▶ [Excerpt provided]
——————

Well back to the synthesis of taxifolin, the last time I blogged I showed how we could disconnect the taxifolin back to an epoxide. Now this time I will show you how we can make the epoxide.

As is common with α,β-unsaturated carbonyl compounds we can treat a chalcone with alkaline hydrogen peroxide to form our epoxide. This is a funny reaction where the hydrogen peroxide is deprotonated to form a nucleophilic anion. The anion then attacks the alkene part of the α,β-unsaturated carbonyl compound to form a carbon oxygen bond and an enolate. The enolate then turns around and forms the second carbon oxygen bond and then kicks out a hydroxide anion as the leaving group.

Formation of an epoxide from hydrogen peroxide and chalcone

The only problem with such chemistry is that alkaline water would react with the phenol groups which are all over the benzene rings. Our solution is to use a protecting group, the idea of a protecting group is to mask off the reactivity of part of a molecule while we get to work on another part of the molecule. It may be best to think of it as a molecular sized dustsheet which we use while painting our house to avoid getting paint on the floor and the furniture.

In this case the methoxymethyl group has been chosen as a protecting group, this is a smart choice. The group is stable against bases but it is taken off with ease by acids. In the step after the epoxide formation we need to use acid to deprotect the phenol groups and make one of them react with the epoxide to form a six membered ring. So we can combine the deprotection step with one of the steps which we need to do anyway to get the molecule made.

As with many things the mechanism helps us understand what is going on, my advice to you is when in doubt is to just experiment with curved arrows to see where they get you. We can protonate the oxygen next to the benzene ring.

Protonation of MOM ether

Then get the cation to spit out a molecule of formaldehyde and form an oxygen ylide (thing with a cation (+) on the heteroatom next to a anionic (-) centre) using the top magenta arrows.

——————

A run of records
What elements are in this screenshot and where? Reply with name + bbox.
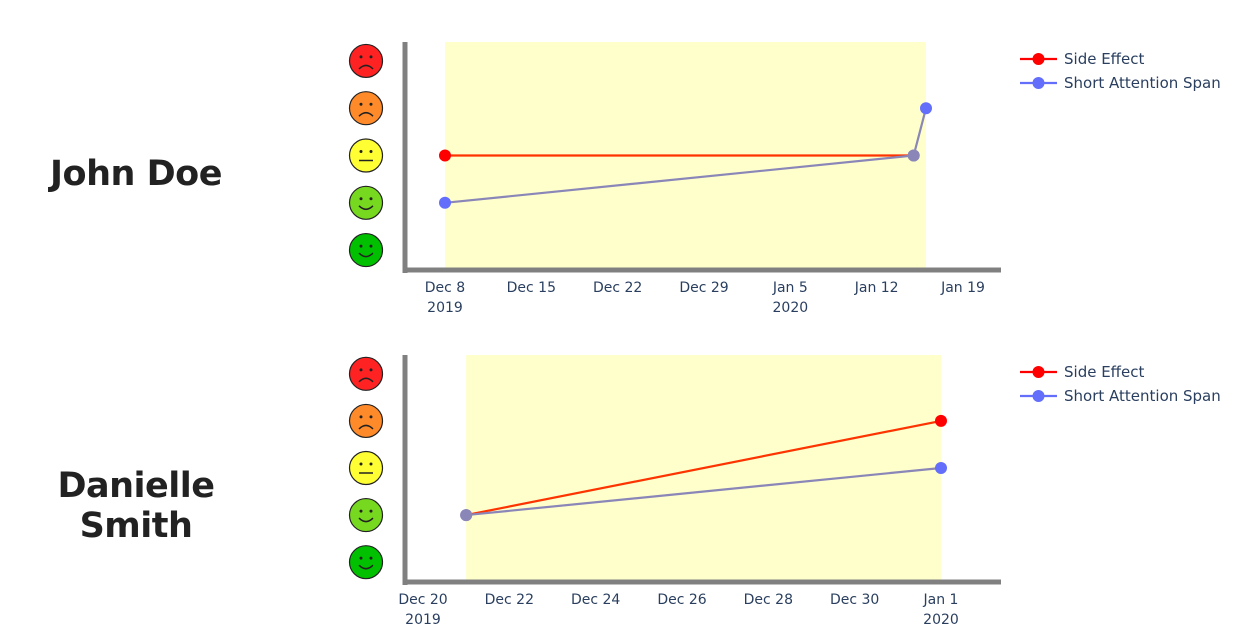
face-eye [359, 462, 363, 466]
face-circle [348, 545, 384, 580]
x-tick-label: Jan 19 [940, 280, 985, 296]
legend-label[interactable]: Side Effect [1064, 363, 1144, 381]
yellow-neutral-icon [348, 138, 384, 173]
x-tick-label: Dec 24 [571, 592, 620, 608]
face-circle [348, 232, 384, 268]
face-circle [348, 91, 384, 126]
yellow-neutral-icon [348, 450, 384, 486]
legend-swatch-marker[interactable] [1032, 77, 1045, 89]
x-tick-label: Dec 22 [485, 592, 534, 608]
x-tick-label: Dec 29 [679, 280, 728, 296]
face-circle [348, 403, 384, 439]
x-tick-year-label: 2020 [923, 612, 959, 628]
face-eye [359, 150, 363, 153]
face-eye [369, 55, 373, 59]
charts-canvas: Dec 8 2019 Dec 15 Dec 22 Dec 29 Jan 5 2020 Jan … [348, 42, 1221, 628]
chart-0: Dec 8 2019 Dec 15 Dec 22 Dec 29 Jan 5 2020 Jan … [348, 42, 1221, 316]
lightgreen-smile-icon [348, 497, 384, 533]
x-tick-label: Dec 8 [425, 280, 465, 296]
x-tick-label: Jan 1 [923, 592, 959, 608]
face-circle [348, 43, 384, 79]
orange-frown-icon [348, 91, 384, 126]
lightgreen-smile-icon [348, 185, 384, 220]
data-point-short-attention-span[interactable] [907, 149, 920, 162]
legend-label[interactable]: Short Attention Span [1064, 387, 1221, 405]
face-eye [359, 197, 363, 201]
data-point-short-attention-span[interactable] [920, 102, 932, 115]
face-circle [348, 450, 384, 486]
data-point-short-attention-span[interactable] [460, 509, 473, 522]
data-point-side-effect[interactable] [935, 414, 947, 427]
data-point-short-attention-span[interactable] [935, 462, 947, 474]
green-smile-icon [348, 545, 384, 580]
red-frown-icon [348, 43, 384, 79]
face-circle [348, 497, 384, 533]
data-point-side-effect[interactable] [439, 149, 451, 162]
legend-label[interactable]: Side Effect [1064, 50, 1144, 68]
face-eye [369, 368, 373, 372]
x-tick-label: Dec 20 [398, 592, 447, 608]
face-eye [369, 509, 373, 513]
face-circle [348, 185, 384, 220]
green-smile-icon [348, 232, 384, 268]
face-eye [359, 556, 363, 560]
face-eye [369, 150, 373, 153]
orange-frown-icon [348, 403, 384, 439]
data-point-short-attention-span[interactable] [439, 196, 451, 209]
x-tick-year-label: 2019 [405, 612, 441, 628]
face-eye [359, 55, 363, 59]
chart-1: Dec 20 2019 Dec 22 Dec 24 Dec 26 Dec 28 Dec 30… [348, 355, 1221, 628]
face-eye [359, 415, 363, 419]
legend-swatch-marker[interactable] [1032, 53, 1045, 65]
x-tick-label: Dec 15 [507, 280, 556, 296]
face-circle [348, 138, 384, 173]
face-eye [369, 415, 373, 419]
face-eye [359, 368, 363, 372]
legend-swatch-marker[interactable] [1032, 390, 1045, 402]
x-tick-label: Jan 12 [854, 280, 899, 296]
x-tick-label: Dec 30 [830, 592, 879, 608]
face-eye [359, 102, 363, 106]
x-tick-label: Dec 28 [744, 592, 793, 608]
legend-label[interactable]: Short Attention Span [1064, 74, 1221, 92]
x-tick-label: Dec 26 [657, 592, 706, 608]
x-tick-year-label: 2019 [427, 300, 463, 316]
face-eye [369, 556, 373, 560]
legend-swatch-marker[interactable] [1032, 366, 1045, 378]
x-tick-label: Jan 5 [772, 280, 808, 296]
face-eye [369, 197, 373, 201]
red-frown-icon [348, 356, 384, 391]
face-eye [359, 509, 363, 513]
face-eye [369, 102, 373, 106]
face-eye [369, 244, 373, 248]
face-circle [348, 356, 384, 391]
x-tick-label: Dec 22 [593, 280, 642, 296]
x-tick-year-label: 2020 [773, 300, 809, 316]
face-eye [359, 244, 363, 248]
face-eye [369, 462, 373, 466]
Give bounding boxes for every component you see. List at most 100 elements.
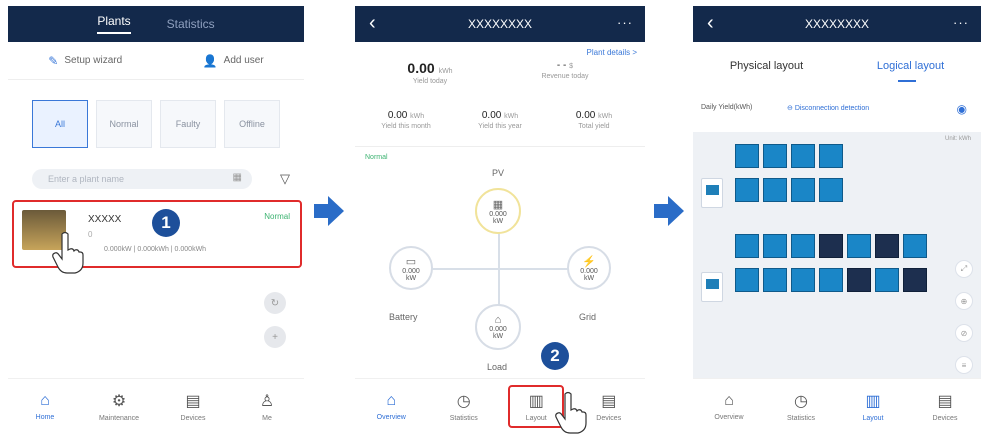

——————

▶ [Stated problem A]
List, in order, the steps the taxifolin synthesis text gives for forming the epoxide from a chalcone with alkaline hydrogen peroxide.
▶ [Stated problem B]
Write the next part of the blog post on the taxifolin synthesis, starting after its final sentence about the oxygen ylide.
This listing comes from a separate source and is unrelated to the taxifolin text.

▶ [Written reply A]
1. The hydrogen peroxide is deprotonated to form a nucleophilic anion.
2. The anion attacks the alkene part of the α,β-unsaturated carbonyl compound to form a carbon oxygen bond and an enolate.
3. The enolate turns around and forms the second carbon oxygen bond.
4. A hydroxide anion is kicked out as the leaving group.

▶ [Written reply B]
Two fragmentation reactions for the protonated MOM ether

Frankly I think that this would be a very high energy product so we should keep looking for a lower energy, an easy alternative I see is to form a methyl(methylene)oxonium ion and a molecule of the phenol. The methyl(methylene)oxonium is a very stable carbocation where the positive charge is delocalised from the carbocation onto the near by oxygen. This is a good example of neighbouring group participation (NGP) which lowers the energy of the cation. This lowering of the cation’s energy makes it more easy to remove the protecting group.

Now after the MOM groups are gone we are free to use one of the phenols to attack the protonated epoxide to form the ring. Now some of you might ask why does the methanol solvent not attack the epoxide instead, my answer is that while the methanol might attack the protonated epoxide the intramolecular (within the molecule) reaction of the phenol group is faster as the nucelophile (phenol group) is held close to the epoxide (electrophile). Thus the reaction goes faster.

Some of you might also wonder what happens to the methyl(methylene)oxonium, I think that it will react with methanol to form dimethoxymethane.

I think that the smartest of you will either ask how do we get the chalcone or you will be thinking about aldol chemistry. I think that the name “aldol” is a very good name, while many chemists want to give a reaction a name (based on their surname) the aldol reaction is based on the products of the reaction. It is possible to react an aldehyde with another aldehyde in the aldol reaction to form an aldehyde alcohol. We have a choice we could use a MOM protected dihydroxybenzaldehyde (cheap) with a MOM protected 2,4,6-trihydroxyacetophenone (cheap) to form the chalcone in an aldol reaction or we could use wittig chemistry.

Here is the first step of the aldol reaction between acetopheone and benzaldehyde which forms the carbon carbon bond.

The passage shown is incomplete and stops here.